State how many lines in the listing below include the word "Lakewood". Give nothing but the number.
»»
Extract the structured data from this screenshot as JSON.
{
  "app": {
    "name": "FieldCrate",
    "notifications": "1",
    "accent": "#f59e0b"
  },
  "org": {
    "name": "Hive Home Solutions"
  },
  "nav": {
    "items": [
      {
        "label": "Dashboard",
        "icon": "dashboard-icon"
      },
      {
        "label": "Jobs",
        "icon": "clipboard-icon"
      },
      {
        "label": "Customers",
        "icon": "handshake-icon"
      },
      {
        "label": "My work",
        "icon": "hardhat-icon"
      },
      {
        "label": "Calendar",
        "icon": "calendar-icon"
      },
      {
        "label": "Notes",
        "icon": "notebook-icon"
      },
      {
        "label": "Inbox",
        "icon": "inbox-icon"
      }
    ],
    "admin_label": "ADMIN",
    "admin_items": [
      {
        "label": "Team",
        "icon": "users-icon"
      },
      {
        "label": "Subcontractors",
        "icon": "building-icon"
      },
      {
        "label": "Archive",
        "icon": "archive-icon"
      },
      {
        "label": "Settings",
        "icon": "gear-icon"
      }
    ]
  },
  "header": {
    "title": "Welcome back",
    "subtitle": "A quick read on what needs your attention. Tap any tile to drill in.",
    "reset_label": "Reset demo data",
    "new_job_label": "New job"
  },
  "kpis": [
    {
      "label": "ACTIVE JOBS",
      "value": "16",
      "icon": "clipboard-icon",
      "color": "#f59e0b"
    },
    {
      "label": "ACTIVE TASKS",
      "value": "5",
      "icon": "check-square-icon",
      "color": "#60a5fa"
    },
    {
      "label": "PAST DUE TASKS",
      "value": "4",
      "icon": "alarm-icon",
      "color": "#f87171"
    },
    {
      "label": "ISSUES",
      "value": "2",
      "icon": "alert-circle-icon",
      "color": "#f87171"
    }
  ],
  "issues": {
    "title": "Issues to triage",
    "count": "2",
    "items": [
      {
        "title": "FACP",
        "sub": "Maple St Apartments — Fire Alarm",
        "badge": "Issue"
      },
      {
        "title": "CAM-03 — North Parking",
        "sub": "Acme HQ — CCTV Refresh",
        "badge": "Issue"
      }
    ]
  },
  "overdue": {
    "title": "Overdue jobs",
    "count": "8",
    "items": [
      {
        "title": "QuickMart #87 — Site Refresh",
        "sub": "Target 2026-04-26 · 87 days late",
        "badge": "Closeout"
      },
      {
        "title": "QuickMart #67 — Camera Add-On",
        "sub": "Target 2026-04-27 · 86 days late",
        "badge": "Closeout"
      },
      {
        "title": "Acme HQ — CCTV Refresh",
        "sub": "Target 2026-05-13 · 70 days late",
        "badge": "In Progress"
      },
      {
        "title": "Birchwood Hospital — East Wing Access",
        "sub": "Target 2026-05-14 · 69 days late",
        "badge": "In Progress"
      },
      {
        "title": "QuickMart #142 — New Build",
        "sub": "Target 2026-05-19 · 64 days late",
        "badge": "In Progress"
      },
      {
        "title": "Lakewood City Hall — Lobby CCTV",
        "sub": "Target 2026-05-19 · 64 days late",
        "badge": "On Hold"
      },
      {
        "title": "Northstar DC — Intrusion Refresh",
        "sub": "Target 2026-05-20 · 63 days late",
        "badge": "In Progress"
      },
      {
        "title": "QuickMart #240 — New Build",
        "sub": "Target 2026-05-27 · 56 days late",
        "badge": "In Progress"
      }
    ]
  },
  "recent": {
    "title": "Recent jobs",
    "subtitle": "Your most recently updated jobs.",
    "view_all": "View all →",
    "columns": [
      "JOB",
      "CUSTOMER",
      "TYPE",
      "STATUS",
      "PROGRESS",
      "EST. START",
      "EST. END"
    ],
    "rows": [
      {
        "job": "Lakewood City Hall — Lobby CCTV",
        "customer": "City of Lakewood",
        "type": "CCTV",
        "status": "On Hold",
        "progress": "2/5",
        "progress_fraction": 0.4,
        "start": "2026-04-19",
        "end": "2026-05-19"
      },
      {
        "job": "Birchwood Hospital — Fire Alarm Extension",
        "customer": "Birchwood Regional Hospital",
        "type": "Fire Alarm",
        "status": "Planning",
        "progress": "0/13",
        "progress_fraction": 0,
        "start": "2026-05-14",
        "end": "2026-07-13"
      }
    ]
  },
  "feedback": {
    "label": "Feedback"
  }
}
««
» Correct answer
3